__GOAL__
Pictures in the records should not be copied, but every other part must be repeated exactly.
-- Start --
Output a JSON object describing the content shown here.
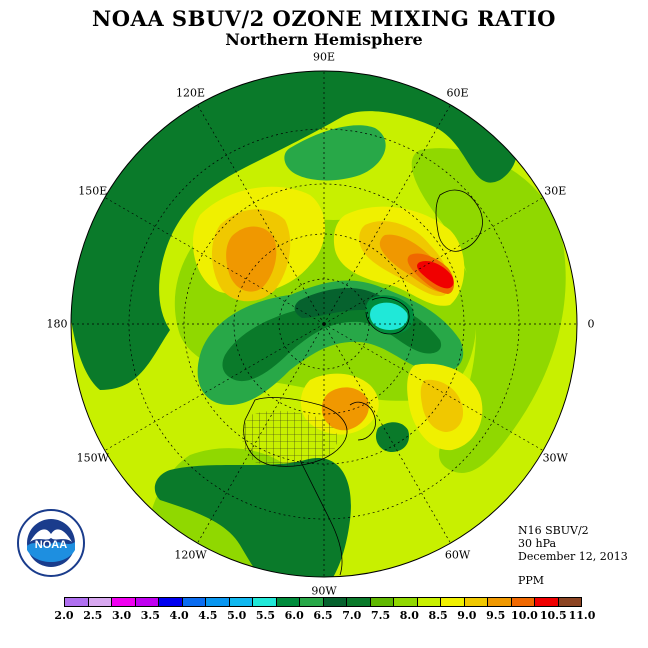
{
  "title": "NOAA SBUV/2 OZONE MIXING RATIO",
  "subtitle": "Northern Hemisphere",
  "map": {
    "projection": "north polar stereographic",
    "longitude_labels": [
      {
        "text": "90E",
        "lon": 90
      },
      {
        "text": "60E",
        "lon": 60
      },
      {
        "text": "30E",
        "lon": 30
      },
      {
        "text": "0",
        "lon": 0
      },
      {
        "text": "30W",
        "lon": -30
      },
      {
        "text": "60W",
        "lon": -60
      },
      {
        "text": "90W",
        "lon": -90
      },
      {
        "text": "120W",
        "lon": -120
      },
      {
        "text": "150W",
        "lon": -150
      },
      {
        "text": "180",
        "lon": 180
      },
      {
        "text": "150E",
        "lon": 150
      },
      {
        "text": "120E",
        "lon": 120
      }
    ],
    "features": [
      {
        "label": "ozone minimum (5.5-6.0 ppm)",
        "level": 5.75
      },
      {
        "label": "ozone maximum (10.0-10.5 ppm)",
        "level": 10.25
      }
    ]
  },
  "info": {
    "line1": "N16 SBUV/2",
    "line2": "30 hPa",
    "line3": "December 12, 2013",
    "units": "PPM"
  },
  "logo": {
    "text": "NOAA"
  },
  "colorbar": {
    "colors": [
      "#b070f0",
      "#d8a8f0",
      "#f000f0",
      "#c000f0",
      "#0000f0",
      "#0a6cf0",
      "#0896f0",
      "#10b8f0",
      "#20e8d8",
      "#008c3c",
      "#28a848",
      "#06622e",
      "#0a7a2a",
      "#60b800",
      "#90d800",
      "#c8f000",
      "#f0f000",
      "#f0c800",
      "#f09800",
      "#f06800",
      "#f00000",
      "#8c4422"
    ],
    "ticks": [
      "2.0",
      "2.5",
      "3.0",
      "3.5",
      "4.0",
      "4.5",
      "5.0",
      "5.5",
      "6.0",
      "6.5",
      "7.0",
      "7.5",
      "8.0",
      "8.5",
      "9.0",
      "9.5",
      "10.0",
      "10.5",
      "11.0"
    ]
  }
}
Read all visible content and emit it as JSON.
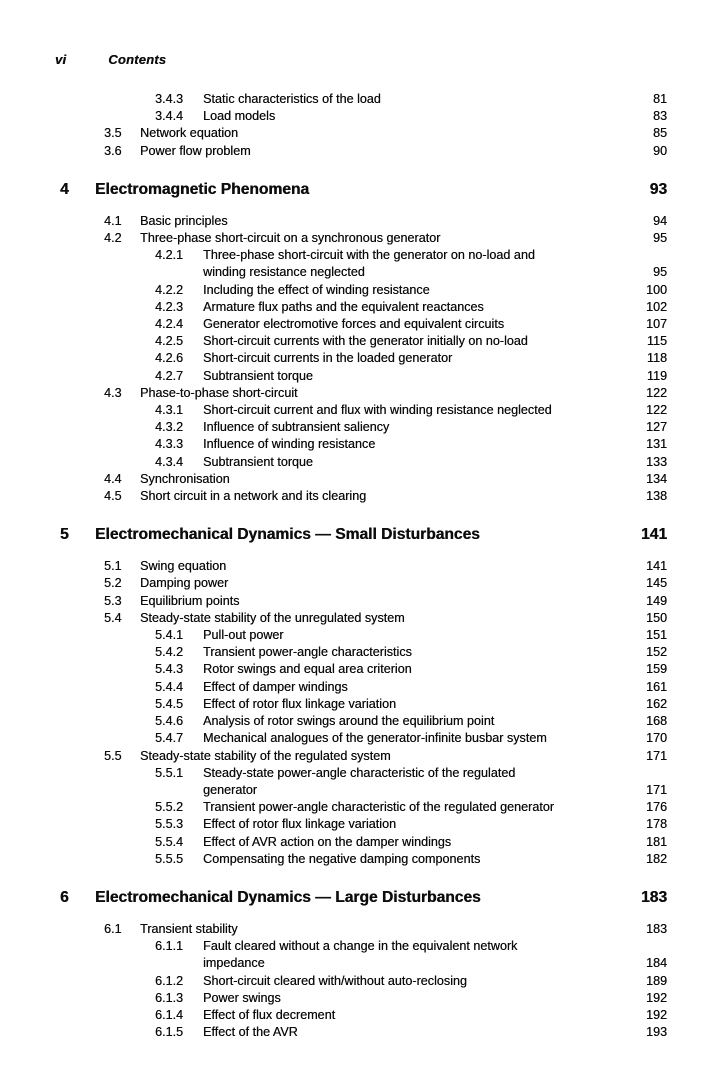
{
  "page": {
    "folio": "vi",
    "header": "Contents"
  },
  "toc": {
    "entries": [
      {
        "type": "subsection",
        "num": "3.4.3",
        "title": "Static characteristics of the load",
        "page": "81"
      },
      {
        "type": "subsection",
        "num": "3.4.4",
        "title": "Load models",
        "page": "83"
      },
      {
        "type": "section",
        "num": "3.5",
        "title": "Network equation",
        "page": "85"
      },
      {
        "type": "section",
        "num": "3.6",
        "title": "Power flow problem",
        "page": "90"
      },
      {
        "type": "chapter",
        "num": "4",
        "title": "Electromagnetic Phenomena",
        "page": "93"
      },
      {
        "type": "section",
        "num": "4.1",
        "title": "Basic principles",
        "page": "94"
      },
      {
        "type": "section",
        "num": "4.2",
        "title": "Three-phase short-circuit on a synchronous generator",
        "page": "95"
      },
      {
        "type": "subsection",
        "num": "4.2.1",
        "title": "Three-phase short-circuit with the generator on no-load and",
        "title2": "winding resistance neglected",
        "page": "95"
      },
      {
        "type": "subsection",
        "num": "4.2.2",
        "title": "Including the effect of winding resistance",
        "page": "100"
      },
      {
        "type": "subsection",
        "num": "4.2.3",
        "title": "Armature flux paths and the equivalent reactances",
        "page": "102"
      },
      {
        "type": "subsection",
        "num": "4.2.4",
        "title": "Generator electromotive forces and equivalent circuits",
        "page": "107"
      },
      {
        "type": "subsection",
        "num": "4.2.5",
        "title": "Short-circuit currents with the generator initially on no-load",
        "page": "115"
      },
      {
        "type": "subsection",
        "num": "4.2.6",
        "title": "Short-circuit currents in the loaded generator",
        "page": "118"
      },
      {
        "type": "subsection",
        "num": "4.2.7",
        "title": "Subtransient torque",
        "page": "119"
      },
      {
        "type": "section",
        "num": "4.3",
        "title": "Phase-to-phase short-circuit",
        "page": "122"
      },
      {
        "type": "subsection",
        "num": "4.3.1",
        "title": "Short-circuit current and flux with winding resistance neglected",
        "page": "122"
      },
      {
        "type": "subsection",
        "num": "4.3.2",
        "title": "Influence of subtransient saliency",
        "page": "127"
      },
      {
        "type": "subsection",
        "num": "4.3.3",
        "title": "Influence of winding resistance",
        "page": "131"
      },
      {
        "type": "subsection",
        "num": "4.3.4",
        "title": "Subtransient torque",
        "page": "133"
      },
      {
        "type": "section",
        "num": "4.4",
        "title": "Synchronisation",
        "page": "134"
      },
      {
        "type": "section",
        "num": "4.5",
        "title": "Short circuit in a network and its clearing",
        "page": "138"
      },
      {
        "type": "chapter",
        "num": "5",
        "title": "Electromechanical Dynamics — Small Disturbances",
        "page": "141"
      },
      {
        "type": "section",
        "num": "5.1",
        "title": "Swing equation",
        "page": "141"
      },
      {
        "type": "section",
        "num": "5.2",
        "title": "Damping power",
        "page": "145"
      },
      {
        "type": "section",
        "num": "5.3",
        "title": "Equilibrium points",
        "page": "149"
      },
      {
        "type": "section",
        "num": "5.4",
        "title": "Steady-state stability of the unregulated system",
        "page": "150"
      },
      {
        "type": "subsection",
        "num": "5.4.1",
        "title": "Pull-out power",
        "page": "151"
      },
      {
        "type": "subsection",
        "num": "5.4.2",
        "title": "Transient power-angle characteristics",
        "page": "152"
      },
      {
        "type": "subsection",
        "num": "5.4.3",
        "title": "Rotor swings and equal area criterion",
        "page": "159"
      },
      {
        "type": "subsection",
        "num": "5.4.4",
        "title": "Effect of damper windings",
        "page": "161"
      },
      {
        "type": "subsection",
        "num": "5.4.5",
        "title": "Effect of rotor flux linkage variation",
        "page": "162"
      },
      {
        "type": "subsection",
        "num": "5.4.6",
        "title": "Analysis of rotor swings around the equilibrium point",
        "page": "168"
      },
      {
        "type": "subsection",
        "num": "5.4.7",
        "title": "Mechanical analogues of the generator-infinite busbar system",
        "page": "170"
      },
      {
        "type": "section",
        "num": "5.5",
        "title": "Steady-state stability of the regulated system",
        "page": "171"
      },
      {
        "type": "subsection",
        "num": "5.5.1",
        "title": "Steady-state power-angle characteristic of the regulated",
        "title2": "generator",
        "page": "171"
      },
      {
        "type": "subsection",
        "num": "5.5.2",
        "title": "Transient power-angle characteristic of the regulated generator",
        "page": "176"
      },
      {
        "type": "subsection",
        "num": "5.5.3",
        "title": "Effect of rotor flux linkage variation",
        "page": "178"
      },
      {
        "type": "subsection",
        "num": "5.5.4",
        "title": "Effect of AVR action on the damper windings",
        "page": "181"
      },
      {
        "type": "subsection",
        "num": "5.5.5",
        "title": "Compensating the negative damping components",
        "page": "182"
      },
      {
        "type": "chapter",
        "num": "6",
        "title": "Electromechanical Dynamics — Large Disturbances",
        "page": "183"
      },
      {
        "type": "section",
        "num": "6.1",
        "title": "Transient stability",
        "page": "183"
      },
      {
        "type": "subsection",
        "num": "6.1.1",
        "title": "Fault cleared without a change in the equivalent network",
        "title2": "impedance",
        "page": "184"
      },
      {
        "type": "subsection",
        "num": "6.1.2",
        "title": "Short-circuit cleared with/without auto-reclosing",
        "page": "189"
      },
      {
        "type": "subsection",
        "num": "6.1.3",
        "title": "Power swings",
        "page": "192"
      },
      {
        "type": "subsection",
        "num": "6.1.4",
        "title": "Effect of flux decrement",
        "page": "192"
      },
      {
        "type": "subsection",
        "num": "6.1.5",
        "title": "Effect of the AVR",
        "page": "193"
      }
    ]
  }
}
-- End --
__TASK RESPONSE__
Output a JSON object describing the content shown here.
{
  "title": "NOAA SBUV/2 OZONE MIXING RATIO",
  "subtitle": "Northern Hemisphere",
  "map": {
    "projection": "north polar stereographic",
    "longitude_labels": [
      {
        "text": "90E",
        "lon": 90
      },
      {
        "text": "60E",
        "lon": 60
      },
      {
        "text": "30E",
        "lon": 30
      },
      {
        "text": "0",
        "lon": 0
      },
      {
        "text": "30W",
        "lon": -30
      },
      {
        "text": "60W",
        "lon": -60
      },
      {
        "text": "90W",
        "lon": -90
      },
      {
        "text": "120W",
        "lon": -120
      },
      {
        "text": "150W",
        "lon": -150
      },
      {
        "text": "180",
        "lon": 180
      },
      {
        "text": "150E",
        "lon": 150
      },
      {
        "text": "120E",
        "lon": 120
      }
    ],
    "features": [
      {
        "label": "ozone minimum (5.5-6.0 ppm)",
        "level": 5.75
      },
      {
        "label": "ozone maximum (10.0-10.5 ppm)",
        "level": 10.25
      }
    ]
  },
  "info": {
    "line1": "N16 SBUV/2",
    "line2": "30 hPa",
    "line3": "December 12, 2013",
    "units": "PPM"
  },
  "logo": {
    "text": "NOAA"
  },
  "colorbar": {
    "colors": [
      "#b070f0",
      "#d8a8f0",
      "#f000f0",
      "#c000f0",
      "#0000f0",
      "#0a6cf0",
      "#0896f0",
      "#10b8f0",
      "#20e8d8",
      "#008c3c",
      "#28a848",
      "#06622e",
      "#0a7a2a",
      "#60b800",
      "#90d800",
      "#c8f000",
      "#f0f000",
      "#f0c800",
      "#f09800",
      "#f06800",
      "#f00000",
      "#8c4422"
    ],
    "ticks": [
      "2.0",
      "2.5",
      "3.0",
      "3.5",
      "4.0",
      "4.5",
      "5.0",
      "5.5",
      "6.0",
      "6.5",
      "7.0",
      "7.5",
      "8.0",
      "8.5",
      "9.0",
      "9.5",
      "10.0",
      "10.5",
      "11.0"
    ]
  }
}
Read all visible content and emit it as JSON.
{
  "page": {
    "folio": "vi",
    "header": "Contents"
  },
  "toc": {
    "entries": [
      {
        "type": "subsection",
        "num": "3.4.3",
        "title": "Static characteristics of the load",
        "page": "81"
      },
      {
        "type": "subsection",
        "num": "3.4.4",
        "title": "Load models",
        "page": "83"
      },
      {
        "type": "section",
        "num": "3.5",
        "title": "Network equation",
        "page": "85"
      },
      {
        "type": "section",
        "num": "3.6",
        "title": "Power flow problem",
        "page": "90"
      },
      {
        "type": "chapter",
        "num": "4",
        "title": "Electromagnetic Phenomena",
        "page": "93"
      },
      {
        "type": "section",
        "num": "4.1",
        "title": "Basic principles",
        "page": "94"
      },
      {
        "type": "section",
        "num": "4.2",
        "title": "Three-phase short-circuit on a synchronous generator",
        "page": "95"
      },
      {
        "type": "subsection",
        "num": "4.2.1",
        "title": "Three-phase short-circuit with the generator on no-load and",
        "title2": "winding resistance neglected",
        "page": "95"
      },
      {
        "type": "subsection",
        "num": "4.2.2",
        "title": "Including the effect of winding resistance",
        "page": "100"
      },
      {
        "type": "subsection",
        "num": "4.2.3",
        "title": "Armature flux paths and the equivalent reactances",
        "page": "102"
      },
      {
        "type": "subsection",
        "num": "4.2.4",
        "title": "Generator electromotive forces and equivalent circuits",
        "page": "107"
      },
      {
        "type": "subsection",
        "num": "4.2.5",
        "title": "Short-circuit currents with the generator initially on no-load",
        "page": "115"
      },
      {
        "type": "subsection",
        "num": "4.2.6",
        "title": "Short-circuit currents in the loaded generator",
        "page": "118"
      },
      {
        "type": "subsection",
        "num": "4.2.7",
        "title": "Subtransient torque",
        "page": "119"
      },
      {
        "type": "section",
        "num": "4.3",
        "title": "Phase-to-phase short-circuit",
        "page": "122"
      },
      {
        "type": "subsection",
        "num": "4.3.1",
        "title": "Short-circuit current and flux with winding resistance neglected",
        "page": "122"
      },
      {
        "type": "subsection",
        "num": "4.3.2",
        "title": "Influence of subtransient saliency",
        "page": "127"
      },
      {
        "type": "subsection",
        "num": "4.3.3",
        "title": "Influence of winding resistance",
        "page": "131"
      },
      {
        "type": "subsection",
        "num": "4.3.4",
        "title": "Subtransient torque",
        "page": "133"
      },
      {
        "type": "section",
        "num": "4.4",
        "title": "Synchronisation",
        "page": "134"
      },
      {
        "type": "section",
        "num": "4.5",
        "title": "Short circuit in a network and its clearing",
        "page": "138"
      },
      {
        "type": "chapter",
        "num": "5",
        "title": "Electromechanical Dynamics — Small Disturbances",
        "page": "141"
      },
      {
        "type": "section",
        "num": "5.1",
        "title": "Swing equation",
        "page": "141"
      },
      {
        "type": "section",
        "num": "5.2",
        "title": "Damping power",
        "page": "145"
      },
      {
        "type": "section",
        "num": "5.3",
        "title": "Equilibrium points",
        "page": "149"
      },
      {
        "type": "section",
        "num": "5.4",
        "title": "Steady-state stability of the unregulated system",
        "page": "150"
      },
      {
        "type": "subsection",
        "num": "5.4.1",
        "title": "Pull-out power",
        "page": "151"
      },
      {
        "type": "subsection",
        "num": "5.4.2",
        "title": "Transient power-angle characteristics",
        "page": "152"
      },
      {
        "type": "subsection",
        "num": "5.4.3",
        "title": "Rotor swings and equal area criterion",
        "page": "159"
      },
      {
        "type": "subsection",
        "num": "5.4.4",
        "title": "Effect of damper windings",
        "page": "161"
      },
      {
        "type": "subsection",
        "num": "5.4.5",
        "title": "Effect of rotor flux linkage variation",
        "page": "162"
      },
      {
        "type": "subsection",
        "num": "5.4.6",
        "title": "Analysis of rotor swings around the equilibrium point",
        "page": "168"
      },
      {
        "type": "subsection",
        "num": "5.4.7",
        "title": "Mechanical analogues of the generator-infinite busbar system",
        "page": "170"
      },
      {
        "type": "section",
        "num": "5.5",
        "title": "Steady-state stability of the regulated system",
        "page": "171"
      },
      {
        "type": "subsection",
        "num": "5.5.1",
        "title": "Steady-state power-angle characteristic of the regulated",
        "title2": "generator",
        "page": "171"
      },
      {
        "type": "subsection",
        "num": "5.5.2",
        "title": "Transient power-angle characteristic of the regulated generator",
        "page": "176"
      },
      {
        "type": "subsection",
        "num": "5.5.3",
        "title": "Effect of rotor flux linkage variation",
        "page": "178"
      },
      {
        "type": "subsection",
        "num": "5.5.4",
        "title": "Effect of AVR action on the damper windings",
        "page": "181"
      },
      {
        "type": "subsection",
        "num": "5.5.5",
        "title": "Compensating the negative damping components",
        "page": "182"
      },
      {
        "type": "chapter",
        "num": "6",
        "title": "Electromechanical Dynamics — Large Disturbances",
        "page": "183"
      },
      {
        "type": "section",
        "num": "6.1",
        "title": "Transient stability",
        "page": "183"
      },
      {
        "type": "subsection",
        "num": "6.1.1",
        "title": "Fault cleared without a change in the equivalent network",
        "title2": "impedance",
        "page": "184"
      },
      {
        "type": "subsection",
        "num": "6.1.2",
        "title": "Short-circuit cleared with/without auto-reclosing",
        "page": "189"
      },
      {
        "type": "subsection",
        "num": "6.1.3",
        "title": "Power swings",
        "page": "192"
      },
      {
        "type": "subsection",
        "num": "6.1.4",
        "title": "Effect of flux decrement",
        "page": "192"
      },
      {
        "type": "subsection",
        "num": "6.1.5",
        "title": "Effect of the AVR",
        "page": "193"
      }
    ]
  }
}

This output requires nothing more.